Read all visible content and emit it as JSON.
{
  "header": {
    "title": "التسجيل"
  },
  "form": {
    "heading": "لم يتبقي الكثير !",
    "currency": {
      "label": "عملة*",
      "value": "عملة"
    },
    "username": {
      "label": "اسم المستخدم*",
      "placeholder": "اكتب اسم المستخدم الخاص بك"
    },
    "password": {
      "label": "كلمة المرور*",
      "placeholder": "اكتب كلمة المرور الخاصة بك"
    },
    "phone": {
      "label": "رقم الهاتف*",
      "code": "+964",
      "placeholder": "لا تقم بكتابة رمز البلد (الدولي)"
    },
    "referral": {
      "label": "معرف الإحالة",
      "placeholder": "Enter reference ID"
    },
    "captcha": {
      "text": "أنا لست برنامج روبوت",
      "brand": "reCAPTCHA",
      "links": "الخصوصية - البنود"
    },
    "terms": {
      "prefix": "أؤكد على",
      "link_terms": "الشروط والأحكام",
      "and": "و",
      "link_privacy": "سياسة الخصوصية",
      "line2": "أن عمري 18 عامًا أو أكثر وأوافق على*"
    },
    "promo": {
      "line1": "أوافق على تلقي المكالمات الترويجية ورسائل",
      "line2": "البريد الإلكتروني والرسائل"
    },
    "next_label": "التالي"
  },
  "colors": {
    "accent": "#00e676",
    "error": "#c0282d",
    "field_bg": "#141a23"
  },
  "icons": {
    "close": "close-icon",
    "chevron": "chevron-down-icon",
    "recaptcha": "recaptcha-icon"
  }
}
^^^^^^^^
**PROBLEM**. Look through the records and gather every line containing "الخصوصية".

**REPLY**.
      "links": "الخصوصية - البنود"
      "link_privacy": "سياسة الخصوصية",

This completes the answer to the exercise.